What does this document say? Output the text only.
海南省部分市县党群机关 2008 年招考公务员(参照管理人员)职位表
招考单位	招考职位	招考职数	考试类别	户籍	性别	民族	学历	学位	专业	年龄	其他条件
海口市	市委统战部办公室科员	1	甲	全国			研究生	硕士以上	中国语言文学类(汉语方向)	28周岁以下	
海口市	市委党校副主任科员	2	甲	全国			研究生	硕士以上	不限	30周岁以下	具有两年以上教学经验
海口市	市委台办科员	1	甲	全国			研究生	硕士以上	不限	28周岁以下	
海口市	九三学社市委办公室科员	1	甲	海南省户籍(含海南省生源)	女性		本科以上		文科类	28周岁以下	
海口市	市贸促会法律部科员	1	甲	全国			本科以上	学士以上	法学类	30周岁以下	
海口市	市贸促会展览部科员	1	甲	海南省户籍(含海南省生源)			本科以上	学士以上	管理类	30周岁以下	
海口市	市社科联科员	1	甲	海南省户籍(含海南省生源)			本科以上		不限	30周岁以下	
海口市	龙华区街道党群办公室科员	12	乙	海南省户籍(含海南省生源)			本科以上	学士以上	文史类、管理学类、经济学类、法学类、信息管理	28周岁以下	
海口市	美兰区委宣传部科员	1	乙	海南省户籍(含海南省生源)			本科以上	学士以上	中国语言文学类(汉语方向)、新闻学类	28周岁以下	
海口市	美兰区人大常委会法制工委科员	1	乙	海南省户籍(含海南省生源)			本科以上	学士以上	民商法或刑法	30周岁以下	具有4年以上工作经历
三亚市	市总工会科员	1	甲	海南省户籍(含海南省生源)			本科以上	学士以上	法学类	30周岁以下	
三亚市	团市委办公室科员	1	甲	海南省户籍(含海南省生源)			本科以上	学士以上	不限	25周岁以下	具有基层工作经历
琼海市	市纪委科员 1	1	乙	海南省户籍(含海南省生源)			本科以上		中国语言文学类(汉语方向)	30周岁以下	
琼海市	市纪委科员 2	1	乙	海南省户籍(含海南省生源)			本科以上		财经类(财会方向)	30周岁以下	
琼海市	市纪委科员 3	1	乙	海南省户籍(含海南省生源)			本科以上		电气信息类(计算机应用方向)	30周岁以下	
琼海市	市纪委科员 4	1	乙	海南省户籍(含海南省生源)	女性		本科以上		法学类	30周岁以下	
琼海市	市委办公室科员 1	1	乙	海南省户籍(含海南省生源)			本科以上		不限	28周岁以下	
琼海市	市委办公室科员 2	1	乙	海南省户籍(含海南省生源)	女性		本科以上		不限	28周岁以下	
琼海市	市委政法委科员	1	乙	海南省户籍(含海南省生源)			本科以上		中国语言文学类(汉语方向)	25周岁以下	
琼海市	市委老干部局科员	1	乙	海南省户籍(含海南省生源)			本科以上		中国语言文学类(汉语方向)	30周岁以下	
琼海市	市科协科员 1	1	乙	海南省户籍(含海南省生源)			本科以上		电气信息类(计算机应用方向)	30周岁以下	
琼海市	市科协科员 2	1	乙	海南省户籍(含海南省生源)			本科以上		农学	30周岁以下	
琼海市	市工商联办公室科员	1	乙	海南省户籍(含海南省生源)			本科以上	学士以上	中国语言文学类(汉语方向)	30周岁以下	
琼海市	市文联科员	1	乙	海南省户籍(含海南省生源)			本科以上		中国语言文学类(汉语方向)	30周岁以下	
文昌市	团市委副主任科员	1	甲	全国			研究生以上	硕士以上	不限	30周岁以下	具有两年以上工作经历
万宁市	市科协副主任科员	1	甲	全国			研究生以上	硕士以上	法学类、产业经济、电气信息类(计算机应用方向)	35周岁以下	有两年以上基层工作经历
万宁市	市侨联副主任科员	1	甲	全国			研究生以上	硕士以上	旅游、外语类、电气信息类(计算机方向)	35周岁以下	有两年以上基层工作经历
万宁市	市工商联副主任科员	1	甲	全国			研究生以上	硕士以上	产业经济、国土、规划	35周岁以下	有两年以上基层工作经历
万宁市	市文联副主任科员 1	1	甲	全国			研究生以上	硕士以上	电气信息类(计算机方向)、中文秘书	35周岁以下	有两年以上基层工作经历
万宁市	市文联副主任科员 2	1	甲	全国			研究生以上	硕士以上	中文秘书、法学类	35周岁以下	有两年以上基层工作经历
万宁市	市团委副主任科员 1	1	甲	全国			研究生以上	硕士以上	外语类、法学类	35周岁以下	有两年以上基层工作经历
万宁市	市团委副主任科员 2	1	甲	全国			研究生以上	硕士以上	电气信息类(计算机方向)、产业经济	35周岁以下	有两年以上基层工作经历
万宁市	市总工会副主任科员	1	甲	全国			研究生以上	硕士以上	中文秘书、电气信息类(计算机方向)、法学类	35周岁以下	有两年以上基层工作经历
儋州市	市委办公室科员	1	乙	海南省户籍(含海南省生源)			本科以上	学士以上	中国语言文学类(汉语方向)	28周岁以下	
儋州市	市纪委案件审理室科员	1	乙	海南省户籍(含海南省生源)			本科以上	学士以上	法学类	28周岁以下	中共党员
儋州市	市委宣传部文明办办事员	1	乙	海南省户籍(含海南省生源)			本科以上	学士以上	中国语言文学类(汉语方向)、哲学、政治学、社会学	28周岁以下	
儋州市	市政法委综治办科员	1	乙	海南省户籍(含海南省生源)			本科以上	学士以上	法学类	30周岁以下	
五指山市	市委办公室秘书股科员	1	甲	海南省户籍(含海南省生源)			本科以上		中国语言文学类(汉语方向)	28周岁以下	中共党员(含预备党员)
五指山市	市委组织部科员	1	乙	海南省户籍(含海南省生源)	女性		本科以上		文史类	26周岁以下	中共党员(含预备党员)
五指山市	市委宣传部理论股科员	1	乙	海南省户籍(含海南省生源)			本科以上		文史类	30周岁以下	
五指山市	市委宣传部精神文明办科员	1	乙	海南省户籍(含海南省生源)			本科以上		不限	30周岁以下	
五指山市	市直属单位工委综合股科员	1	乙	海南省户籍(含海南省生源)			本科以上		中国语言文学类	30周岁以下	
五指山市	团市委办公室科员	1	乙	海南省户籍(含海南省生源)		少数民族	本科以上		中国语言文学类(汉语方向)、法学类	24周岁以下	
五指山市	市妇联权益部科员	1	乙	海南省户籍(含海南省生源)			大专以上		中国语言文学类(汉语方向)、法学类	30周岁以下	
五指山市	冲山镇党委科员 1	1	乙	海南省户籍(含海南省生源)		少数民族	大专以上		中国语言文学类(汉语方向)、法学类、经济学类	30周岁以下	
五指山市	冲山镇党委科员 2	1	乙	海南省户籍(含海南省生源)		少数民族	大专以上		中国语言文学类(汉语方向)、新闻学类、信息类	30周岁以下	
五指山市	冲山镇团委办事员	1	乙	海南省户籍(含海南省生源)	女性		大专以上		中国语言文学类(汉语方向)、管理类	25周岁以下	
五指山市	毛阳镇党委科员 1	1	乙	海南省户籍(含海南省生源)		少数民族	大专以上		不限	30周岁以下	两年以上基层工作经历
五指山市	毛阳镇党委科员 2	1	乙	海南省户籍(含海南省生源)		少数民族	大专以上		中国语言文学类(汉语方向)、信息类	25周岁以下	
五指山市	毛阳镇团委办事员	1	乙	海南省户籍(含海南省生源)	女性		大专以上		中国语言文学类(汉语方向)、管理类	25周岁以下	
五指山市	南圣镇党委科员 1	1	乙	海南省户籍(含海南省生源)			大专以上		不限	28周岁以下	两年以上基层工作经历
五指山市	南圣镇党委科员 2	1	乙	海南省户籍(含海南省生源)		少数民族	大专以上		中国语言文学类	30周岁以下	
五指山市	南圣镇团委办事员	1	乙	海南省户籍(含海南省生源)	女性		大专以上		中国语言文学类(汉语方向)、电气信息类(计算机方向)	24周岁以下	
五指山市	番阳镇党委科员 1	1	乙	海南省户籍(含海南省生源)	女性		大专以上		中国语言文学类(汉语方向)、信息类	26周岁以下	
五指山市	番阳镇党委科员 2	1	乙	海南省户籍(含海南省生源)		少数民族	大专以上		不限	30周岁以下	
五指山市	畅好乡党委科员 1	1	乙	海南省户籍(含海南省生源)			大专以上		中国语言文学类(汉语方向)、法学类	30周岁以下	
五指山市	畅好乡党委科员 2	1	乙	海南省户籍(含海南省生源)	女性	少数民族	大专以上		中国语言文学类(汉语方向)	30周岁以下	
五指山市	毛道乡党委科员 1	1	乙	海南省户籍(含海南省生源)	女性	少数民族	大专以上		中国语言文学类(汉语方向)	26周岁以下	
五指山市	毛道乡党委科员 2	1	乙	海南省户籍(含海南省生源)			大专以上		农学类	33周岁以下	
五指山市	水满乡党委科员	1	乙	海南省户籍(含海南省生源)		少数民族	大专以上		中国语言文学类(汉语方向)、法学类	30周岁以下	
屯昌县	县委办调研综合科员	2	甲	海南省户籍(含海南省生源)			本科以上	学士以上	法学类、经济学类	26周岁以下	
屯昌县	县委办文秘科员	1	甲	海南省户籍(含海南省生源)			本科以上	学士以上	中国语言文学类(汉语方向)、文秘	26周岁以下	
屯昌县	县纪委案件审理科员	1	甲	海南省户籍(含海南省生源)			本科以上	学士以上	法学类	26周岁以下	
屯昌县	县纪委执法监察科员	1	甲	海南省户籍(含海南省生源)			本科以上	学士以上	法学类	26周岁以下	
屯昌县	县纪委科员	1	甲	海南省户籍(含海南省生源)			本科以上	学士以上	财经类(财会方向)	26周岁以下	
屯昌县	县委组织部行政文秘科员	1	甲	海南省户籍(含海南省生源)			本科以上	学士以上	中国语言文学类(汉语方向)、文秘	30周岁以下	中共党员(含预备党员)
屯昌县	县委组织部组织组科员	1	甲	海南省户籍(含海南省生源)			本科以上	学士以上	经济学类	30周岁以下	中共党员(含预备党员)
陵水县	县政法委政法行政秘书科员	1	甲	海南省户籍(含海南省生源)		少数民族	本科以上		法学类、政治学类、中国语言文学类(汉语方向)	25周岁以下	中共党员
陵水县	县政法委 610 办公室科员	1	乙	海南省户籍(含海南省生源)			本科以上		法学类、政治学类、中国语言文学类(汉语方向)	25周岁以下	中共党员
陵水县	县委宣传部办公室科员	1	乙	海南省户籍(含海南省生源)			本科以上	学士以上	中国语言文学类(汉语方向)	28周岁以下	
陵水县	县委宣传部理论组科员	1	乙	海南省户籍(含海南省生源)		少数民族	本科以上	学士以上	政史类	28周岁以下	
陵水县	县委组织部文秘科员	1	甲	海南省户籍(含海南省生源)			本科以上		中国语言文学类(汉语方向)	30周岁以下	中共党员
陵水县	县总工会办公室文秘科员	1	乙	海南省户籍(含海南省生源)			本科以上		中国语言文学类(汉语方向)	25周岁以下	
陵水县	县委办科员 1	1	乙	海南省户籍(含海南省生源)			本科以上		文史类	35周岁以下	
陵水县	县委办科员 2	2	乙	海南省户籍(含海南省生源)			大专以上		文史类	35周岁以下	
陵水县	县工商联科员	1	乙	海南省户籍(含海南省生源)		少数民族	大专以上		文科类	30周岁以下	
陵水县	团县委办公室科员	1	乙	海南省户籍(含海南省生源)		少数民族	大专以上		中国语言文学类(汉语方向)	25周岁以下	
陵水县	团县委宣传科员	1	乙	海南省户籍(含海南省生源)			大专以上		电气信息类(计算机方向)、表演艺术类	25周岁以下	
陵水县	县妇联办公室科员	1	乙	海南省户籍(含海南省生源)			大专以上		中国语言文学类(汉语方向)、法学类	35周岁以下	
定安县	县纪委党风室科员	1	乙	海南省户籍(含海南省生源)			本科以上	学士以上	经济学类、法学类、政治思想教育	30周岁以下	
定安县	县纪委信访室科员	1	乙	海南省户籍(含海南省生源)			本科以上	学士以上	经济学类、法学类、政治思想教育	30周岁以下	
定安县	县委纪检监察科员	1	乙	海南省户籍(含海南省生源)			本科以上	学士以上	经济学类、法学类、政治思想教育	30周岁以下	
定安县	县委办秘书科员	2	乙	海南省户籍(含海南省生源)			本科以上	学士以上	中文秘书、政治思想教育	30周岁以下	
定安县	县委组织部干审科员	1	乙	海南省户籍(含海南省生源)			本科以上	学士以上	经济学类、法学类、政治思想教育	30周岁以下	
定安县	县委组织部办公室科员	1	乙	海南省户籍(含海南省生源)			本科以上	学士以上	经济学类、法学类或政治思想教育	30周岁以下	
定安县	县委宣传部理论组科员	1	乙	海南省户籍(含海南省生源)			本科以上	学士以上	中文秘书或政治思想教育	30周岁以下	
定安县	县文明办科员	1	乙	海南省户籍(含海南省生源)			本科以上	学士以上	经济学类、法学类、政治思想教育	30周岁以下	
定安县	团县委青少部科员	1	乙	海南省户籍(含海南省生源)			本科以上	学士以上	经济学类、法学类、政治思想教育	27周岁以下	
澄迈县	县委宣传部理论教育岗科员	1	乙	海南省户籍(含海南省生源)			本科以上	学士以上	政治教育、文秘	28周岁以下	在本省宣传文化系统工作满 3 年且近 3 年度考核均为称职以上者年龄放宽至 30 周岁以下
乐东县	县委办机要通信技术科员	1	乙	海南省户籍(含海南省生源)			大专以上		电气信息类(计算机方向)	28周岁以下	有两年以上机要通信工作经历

◇ ◇ ◇

▶ _Task prompt_
Pull out each line containing the word "县委办科员" and copy it.

▶ _The answer_
陵水县	县委办科员 1	1	乙	海南省户籍(含海南省生源)			本科以上		文史类	35周岁以下	
陵水县	县委办科员 2	2	乙	海南省户籍(含海南省生源)			大专以上		文史类	35周岁以下	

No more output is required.